**Lista de tarefas**
a) Diga se cada afirmação abaixo está de acordo com o texto sobre o Eu Maior, respondendo sim ou não e citando literalmente as palavras do texto que decidem a questão: (i) segundo a sabedoria brâhmani, o tempo é a semente do próprio universo; (ii) a frase sobre o santo e o pecador é atribuída a Buda; (iii) o Eu Maior é descrito como uma consciência que julga todas as coisas.
b) Extraia do texto sobre o Eu Maior o trecho que começa em "Todas nossas imperfeições" e termina em "que as diferencia?", sem alterar nada.

**Bloco de texto**
---

É conhecida uma saudação do povo maia: "in lak'ech ala k'in", cujo significado vem ser "eu sou você e você é eu". Não entraremos, porém, nas particularidades que inspiraram tal saudação deste povo tão singular, mas na grandeza metafísica que estas palavras vêm a sugerir. Um código vivo do coração humano traz em si, não apenas a ideia de integração e convergência, mas o entendimento do Espírito de Unidade que, na grande maioria dos casos, passa muito longe das concepções humanas no mundo atual.
Seguimos os caminhos da auto realização, e, com o passar do tempo, descobrimos que tal meta está muito acima do nosso "eu menor", ilusório, impermanente, transitório, e, consequentemente, mortal. A sagração espiritual do gênero humano só pode ser alcançada quando o "Verdadeiro Eu" — o "Eu Maior" é vislumbrado através da elevação dos níveis de consciência.
Mas, o que é o Eu Maior?
É a "consciência crística", livre das ilusões do ego, o renascido na luz da unidade plena. É a consciência que nada julga e tudo compreende.
Há uma frase, atribuída a Mahavatar Babaji, que traz em si talvez um dos maiores ensinamentos de elevação espiritual. Disse ele: "Não existe um santo sem passado, nem um pecador sem futuro".
Todas nossas imperfeições são simples estágios de nossa longa caminhada através dos aeons.
Todo ser iluminado, seja um mestre, seja um santo, seja um avatar de algum ciclo cósmico, já peregrinou pelos caminhos do erro, da insensatez, das trevas da ignorância. E todo ser, ainda que nefasto, eivado da mais abjeta egolatria criminosa, será transformado através dos longos períodos de jornada espiritual. Vivemos em um universo de transformações, o tempo — diz a sabedoria brâhmani — é a semente do próprio universo. A repugnante lagarta de hoje será a borboleta de amanhã. E a borboleta de hoje foi a lagarta de ontem.
E o que as diferencia?
A sucessão dos momentos!
Somos uma resultante de infindáveis sequências circunstanciais, em contínua transformação entre "karmas" e "Dharmas".

---

[Entradas de um conjunto de dados]
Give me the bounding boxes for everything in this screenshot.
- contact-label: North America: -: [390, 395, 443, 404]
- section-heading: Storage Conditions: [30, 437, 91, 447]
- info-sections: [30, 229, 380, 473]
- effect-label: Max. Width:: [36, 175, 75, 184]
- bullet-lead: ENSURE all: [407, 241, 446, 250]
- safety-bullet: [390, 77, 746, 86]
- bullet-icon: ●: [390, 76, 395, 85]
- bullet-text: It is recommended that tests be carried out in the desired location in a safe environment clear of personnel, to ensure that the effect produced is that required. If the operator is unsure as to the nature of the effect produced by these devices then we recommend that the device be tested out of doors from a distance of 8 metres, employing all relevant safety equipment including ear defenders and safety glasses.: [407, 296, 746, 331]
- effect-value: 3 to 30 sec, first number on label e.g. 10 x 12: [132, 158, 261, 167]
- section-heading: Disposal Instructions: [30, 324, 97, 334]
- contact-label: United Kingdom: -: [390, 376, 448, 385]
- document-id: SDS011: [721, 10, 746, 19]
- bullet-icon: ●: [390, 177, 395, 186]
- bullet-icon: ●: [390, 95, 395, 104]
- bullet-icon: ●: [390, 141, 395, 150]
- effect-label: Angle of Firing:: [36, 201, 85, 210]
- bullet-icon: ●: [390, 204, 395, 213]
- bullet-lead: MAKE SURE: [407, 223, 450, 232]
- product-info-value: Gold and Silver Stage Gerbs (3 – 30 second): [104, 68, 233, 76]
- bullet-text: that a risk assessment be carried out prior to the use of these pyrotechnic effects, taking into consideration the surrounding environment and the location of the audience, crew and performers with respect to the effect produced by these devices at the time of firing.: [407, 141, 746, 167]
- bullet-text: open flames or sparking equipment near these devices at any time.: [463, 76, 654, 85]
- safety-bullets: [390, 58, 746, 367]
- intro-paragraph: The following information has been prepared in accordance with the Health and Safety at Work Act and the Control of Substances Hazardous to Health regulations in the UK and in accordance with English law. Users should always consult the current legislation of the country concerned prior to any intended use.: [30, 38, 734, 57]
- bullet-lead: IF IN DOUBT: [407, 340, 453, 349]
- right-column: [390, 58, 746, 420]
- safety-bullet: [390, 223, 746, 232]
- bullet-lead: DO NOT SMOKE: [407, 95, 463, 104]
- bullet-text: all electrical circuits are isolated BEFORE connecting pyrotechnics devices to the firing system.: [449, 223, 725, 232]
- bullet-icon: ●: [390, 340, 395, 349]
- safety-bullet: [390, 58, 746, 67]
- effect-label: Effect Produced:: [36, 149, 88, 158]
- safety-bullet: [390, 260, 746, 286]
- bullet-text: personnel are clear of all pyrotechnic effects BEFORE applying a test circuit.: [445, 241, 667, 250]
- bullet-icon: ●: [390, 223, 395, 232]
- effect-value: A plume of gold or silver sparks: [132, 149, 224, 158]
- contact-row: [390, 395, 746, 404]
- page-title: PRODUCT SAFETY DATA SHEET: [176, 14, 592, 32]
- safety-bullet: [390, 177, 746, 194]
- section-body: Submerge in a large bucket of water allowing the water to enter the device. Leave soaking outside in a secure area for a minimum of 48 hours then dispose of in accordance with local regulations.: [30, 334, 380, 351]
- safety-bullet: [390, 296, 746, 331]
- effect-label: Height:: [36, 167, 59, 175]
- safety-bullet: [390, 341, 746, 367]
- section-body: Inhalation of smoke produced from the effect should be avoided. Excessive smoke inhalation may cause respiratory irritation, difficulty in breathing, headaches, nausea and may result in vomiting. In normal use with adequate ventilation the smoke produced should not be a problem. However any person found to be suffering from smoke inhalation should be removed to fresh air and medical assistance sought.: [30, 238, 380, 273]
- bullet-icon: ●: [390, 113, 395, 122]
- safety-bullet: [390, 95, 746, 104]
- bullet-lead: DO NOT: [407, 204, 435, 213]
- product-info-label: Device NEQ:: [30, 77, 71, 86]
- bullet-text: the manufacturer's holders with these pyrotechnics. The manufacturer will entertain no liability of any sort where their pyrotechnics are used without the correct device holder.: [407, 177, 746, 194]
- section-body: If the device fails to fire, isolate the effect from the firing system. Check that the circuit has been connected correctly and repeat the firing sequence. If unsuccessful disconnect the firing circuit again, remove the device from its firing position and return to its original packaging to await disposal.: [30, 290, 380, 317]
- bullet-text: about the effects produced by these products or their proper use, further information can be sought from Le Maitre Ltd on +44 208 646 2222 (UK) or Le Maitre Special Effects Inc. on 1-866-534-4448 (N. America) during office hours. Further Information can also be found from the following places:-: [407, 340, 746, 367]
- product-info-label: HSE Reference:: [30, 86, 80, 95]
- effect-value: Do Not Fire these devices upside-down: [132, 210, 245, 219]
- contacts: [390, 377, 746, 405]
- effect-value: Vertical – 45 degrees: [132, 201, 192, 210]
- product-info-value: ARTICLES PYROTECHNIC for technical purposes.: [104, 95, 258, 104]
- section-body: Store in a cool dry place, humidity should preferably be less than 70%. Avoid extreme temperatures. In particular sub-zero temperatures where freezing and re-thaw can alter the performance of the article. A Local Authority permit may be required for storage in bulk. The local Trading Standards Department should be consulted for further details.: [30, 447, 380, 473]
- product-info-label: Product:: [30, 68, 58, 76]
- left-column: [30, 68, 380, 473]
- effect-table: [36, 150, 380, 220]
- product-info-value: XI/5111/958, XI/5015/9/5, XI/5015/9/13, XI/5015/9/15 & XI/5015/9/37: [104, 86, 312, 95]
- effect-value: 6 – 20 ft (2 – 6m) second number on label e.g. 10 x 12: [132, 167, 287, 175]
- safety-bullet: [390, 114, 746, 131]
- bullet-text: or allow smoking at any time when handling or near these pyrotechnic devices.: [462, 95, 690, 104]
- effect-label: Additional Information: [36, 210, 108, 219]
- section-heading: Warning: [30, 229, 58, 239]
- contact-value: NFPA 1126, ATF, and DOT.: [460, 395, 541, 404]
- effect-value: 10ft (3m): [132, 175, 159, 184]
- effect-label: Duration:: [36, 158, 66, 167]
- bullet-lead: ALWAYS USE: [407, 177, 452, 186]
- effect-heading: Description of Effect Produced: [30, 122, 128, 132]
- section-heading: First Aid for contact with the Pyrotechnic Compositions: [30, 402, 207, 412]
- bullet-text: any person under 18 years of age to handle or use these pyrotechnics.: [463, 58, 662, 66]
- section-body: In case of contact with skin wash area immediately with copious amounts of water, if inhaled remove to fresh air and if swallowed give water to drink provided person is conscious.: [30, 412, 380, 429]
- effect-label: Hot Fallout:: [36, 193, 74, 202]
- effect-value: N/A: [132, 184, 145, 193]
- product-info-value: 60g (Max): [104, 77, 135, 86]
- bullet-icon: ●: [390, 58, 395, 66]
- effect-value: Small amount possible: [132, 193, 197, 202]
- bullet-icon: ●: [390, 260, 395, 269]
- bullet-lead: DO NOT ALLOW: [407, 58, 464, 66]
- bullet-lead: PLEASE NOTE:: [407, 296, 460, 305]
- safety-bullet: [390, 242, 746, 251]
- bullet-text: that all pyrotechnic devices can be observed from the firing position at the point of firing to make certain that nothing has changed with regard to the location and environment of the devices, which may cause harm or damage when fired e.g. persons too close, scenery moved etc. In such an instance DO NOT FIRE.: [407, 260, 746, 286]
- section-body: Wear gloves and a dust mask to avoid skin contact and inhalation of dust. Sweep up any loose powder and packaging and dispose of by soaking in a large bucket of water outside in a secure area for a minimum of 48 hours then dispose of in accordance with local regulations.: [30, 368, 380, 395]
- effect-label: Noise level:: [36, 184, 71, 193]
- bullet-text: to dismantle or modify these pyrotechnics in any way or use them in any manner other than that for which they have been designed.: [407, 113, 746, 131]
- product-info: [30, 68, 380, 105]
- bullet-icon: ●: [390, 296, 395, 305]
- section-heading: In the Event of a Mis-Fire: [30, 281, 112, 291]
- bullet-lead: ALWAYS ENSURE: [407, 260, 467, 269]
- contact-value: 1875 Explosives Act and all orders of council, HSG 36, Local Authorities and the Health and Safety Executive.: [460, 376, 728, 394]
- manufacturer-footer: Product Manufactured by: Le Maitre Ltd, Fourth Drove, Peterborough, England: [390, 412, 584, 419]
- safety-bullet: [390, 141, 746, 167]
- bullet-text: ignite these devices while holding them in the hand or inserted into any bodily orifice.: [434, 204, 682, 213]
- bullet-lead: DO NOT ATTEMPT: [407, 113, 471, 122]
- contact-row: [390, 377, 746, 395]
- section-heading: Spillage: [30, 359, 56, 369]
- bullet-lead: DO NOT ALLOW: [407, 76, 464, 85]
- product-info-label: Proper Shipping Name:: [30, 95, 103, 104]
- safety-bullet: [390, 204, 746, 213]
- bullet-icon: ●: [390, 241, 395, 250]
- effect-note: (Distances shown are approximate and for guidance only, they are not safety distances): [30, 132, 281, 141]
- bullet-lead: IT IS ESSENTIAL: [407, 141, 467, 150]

---

**Resultados por tarefa**
a)
(i) Sim: "o tempo — diz a sabedoria brâhmani — é a semente do próprio universo".
(ii) Não: "atribuída a Mahavatar Babaji".
(iii) Não: "É a consciência que nada julga e tudo compreende."

b)
Todas nossas imperfeições são simples estágios de nossa longa caminhada através dos aeons.
Todo ser iluminado, seja um mestre, seja um santo, seja um avatar de algum ciclo cósmico, já peregrinou pelos caminhos do erro, da insensatez, das trevas da ignorância. E todo ser, ainda que nefasto, eivado da mais abjeta egolatria criminosa, será transformado através dos longos períodos de jornada espiritual. Vivemos em um universo de transformações, o tempo — diz a sabedoria brâhmani — é a semente do próprio universo. A repugnante lagarta de hoje será a borboleta de amanhã. E a borboleta de hoje foi a lagarta de ontem.
E o que as diferencia?